--- Record extracts ---
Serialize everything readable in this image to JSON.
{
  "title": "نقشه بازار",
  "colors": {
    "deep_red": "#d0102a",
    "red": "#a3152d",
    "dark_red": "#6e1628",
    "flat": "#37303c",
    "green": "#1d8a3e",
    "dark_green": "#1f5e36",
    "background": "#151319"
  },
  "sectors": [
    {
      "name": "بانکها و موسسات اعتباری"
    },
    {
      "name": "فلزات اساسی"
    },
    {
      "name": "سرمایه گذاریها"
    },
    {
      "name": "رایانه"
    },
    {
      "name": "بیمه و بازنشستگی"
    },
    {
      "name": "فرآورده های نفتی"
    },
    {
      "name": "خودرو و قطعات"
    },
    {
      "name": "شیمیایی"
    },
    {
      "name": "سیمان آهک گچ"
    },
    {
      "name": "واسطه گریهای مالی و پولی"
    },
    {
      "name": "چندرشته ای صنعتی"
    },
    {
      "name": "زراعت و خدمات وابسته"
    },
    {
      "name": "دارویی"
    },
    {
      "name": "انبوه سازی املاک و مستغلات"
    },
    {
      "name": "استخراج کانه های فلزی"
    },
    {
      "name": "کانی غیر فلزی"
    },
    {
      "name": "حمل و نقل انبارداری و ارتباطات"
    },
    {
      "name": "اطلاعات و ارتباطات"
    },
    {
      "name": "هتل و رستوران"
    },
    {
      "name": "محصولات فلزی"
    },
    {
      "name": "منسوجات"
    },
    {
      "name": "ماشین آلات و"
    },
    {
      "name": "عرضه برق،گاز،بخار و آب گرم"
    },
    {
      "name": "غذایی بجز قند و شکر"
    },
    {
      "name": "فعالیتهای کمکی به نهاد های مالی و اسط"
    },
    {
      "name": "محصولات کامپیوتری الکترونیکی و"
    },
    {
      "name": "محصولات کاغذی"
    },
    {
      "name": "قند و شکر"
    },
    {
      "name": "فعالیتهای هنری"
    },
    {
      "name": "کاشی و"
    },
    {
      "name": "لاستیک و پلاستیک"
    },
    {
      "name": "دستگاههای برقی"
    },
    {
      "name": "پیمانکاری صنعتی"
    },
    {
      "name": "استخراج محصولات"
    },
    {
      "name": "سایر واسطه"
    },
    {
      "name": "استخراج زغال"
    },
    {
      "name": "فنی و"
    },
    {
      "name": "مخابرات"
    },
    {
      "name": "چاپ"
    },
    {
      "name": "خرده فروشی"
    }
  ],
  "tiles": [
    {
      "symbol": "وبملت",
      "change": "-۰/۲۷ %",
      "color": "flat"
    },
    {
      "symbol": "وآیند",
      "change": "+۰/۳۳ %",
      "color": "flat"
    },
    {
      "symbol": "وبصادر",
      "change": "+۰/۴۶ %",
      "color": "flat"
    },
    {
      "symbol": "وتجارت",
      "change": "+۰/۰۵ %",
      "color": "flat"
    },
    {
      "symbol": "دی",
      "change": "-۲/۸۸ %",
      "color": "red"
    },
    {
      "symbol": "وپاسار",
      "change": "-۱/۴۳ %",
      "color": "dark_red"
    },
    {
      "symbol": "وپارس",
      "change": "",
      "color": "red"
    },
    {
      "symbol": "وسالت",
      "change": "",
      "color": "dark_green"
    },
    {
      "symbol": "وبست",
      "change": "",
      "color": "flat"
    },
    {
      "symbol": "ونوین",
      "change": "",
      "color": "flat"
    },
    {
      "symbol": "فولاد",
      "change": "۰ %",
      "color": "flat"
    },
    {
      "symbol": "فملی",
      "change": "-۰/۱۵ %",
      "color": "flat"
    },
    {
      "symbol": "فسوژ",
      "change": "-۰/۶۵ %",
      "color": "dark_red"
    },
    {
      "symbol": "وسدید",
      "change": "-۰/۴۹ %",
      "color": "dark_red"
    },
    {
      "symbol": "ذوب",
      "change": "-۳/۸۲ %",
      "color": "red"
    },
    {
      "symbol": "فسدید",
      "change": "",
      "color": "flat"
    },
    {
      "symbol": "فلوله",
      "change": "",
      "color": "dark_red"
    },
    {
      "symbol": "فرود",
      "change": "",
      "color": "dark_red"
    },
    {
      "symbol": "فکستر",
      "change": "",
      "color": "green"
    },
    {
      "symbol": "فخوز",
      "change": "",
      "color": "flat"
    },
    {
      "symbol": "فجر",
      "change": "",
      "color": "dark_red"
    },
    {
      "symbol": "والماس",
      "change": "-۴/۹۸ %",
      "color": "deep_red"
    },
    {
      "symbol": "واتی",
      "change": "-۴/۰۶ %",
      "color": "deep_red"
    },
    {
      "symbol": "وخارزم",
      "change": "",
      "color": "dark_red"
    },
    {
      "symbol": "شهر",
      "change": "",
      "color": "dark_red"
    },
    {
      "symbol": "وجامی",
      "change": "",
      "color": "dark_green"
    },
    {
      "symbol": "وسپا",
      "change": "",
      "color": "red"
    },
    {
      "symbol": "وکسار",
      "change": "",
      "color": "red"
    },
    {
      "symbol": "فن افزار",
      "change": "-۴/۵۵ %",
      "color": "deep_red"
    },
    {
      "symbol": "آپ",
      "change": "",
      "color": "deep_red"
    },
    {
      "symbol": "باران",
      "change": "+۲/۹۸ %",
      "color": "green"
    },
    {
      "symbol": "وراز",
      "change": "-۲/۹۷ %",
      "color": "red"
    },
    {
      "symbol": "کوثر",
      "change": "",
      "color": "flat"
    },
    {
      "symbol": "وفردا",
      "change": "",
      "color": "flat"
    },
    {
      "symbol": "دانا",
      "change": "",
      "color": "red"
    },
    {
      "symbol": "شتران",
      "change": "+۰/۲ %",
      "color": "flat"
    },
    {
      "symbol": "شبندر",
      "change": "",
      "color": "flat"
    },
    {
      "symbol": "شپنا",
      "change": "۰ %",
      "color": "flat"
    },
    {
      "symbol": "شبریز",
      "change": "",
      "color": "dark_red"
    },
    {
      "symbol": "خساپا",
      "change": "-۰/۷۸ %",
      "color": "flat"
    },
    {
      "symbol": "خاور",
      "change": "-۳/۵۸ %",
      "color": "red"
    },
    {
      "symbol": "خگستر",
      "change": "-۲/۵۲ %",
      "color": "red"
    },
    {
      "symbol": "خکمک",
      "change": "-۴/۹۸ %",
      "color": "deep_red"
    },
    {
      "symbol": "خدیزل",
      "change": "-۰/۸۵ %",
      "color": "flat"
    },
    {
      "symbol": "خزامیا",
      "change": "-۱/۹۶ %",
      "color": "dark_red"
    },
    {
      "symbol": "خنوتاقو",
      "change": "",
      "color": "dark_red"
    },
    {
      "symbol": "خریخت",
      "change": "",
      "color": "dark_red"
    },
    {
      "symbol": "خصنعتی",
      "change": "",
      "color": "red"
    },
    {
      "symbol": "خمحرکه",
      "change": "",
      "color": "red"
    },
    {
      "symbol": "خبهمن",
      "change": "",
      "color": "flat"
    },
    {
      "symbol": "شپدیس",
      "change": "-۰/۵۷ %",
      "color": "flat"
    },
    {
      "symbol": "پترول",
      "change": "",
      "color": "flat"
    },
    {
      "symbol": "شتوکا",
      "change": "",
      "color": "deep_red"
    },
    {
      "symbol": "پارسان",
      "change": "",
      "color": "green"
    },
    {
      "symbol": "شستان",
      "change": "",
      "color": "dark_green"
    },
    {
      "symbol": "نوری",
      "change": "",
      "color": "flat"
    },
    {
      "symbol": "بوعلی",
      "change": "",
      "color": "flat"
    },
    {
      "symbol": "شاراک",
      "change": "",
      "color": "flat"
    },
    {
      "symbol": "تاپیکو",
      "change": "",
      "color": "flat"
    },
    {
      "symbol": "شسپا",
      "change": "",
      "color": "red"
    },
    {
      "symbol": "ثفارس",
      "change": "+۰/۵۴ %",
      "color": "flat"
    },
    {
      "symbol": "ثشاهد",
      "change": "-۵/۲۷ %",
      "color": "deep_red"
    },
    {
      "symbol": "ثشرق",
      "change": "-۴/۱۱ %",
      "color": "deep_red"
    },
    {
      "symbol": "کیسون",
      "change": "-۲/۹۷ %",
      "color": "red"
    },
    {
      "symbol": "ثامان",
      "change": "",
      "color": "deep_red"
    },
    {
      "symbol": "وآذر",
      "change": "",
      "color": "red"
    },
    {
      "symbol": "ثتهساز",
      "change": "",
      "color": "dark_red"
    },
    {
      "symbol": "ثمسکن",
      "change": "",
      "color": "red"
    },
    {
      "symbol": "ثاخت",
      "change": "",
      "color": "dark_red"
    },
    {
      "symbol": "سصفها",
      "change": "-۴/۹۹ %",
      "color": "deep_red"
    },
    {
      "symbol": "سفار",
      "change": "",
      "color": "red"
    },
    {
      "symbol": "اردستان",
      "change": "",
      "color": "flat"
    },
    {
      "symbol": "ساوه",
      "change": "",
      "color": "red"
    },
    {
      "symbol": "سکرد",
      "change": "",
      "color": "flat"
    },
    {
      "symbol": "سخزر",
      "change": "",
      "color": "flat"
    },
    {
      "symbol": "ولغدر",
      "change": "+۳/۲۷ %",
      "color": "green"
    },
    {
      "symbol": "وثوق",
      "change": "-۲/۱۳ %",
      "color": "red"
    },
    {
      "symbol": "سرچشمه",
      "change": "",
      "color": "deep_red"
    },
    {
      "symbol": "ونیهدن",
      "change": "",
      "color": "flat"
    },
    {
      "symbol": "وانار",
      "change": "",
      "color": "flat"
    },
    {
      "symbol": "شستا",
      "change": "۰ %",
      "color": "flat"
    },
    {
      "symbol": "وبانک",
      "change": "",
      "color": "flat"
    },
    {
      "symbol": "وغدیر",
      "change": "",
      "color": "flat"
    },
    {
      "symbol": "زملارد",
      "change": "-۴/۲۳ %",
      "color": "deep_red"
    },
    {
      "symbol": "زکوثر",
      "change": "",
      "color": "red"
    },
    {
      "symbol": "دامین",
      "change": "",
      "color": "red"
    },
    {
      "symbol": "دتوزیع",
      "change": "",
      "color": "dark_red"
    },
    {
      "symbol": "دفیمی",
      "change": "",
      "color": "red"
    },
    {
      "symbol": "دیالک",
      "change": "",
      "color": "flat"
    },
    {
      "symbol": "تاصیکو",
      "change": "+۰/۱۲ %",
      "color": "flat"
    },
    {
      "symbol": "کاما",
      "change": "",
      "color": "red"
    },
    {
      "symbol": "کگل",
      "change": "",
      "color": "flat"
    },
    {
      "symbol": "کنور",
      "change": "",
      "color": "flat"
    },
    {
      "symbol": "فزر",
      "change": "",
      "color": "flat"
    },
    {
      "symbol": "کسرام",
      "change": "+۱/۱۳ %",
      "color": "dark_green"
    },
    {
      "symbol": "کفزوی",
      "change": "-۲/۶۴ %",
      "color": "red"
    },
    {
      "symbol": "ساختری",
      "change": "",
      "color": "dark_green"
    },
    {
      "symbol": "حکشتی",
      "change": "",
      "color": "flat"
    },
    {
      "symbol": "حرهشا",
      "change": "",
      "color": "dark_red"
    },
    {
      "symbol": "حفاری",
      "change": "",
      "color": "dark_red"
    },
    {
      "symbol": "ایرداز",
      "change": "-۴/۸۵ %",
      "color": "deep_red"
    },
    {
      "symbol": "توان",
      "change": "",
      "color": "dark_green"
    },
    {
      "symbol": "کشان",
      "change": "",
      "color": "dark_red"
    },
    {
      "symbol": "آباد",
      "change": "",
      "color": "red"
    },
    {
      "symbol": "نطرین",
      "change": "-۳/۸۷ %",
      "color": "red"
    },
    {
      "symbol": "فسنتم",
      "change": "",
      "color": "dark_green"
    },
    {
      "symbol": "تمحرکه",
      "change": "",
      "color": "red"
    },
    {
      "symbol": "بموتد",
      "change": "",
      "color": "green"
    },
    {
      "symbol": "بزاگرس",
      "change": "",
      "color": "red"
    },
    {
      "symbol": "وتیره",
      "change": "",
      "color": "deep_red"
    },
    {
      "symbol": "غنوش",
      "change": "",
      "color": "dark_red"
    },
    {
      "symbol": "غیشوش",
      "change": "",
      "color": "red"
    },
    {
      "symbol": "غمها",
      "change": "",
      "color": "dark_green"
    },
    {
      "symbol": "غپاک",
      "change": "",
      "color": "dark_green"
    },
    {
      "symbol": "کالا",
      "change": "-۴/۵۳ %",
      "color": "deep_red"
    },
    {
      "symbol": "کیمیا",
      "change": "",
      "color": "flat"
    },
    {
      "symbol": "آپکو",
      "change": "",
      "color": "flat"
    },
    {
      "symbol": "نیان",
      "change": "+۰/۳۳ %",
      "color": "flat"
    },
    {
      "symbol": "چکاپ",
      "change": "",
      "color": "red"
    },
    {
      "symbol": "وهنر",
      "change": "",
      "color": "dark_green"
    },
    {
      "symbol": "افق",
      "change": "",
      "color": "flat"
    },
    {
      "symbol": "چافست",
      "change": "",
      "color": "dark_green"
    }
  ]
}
---
Given instruction: Show every line of the listing in which the string "محصولات" can be found.

Full response:
      "name": "محصولات فلزی"
      "name": "محصولات کامپیوتری الکترونیکی و"
      "name": "محصولات کاغذی"
      "name": "استخراج محصولات"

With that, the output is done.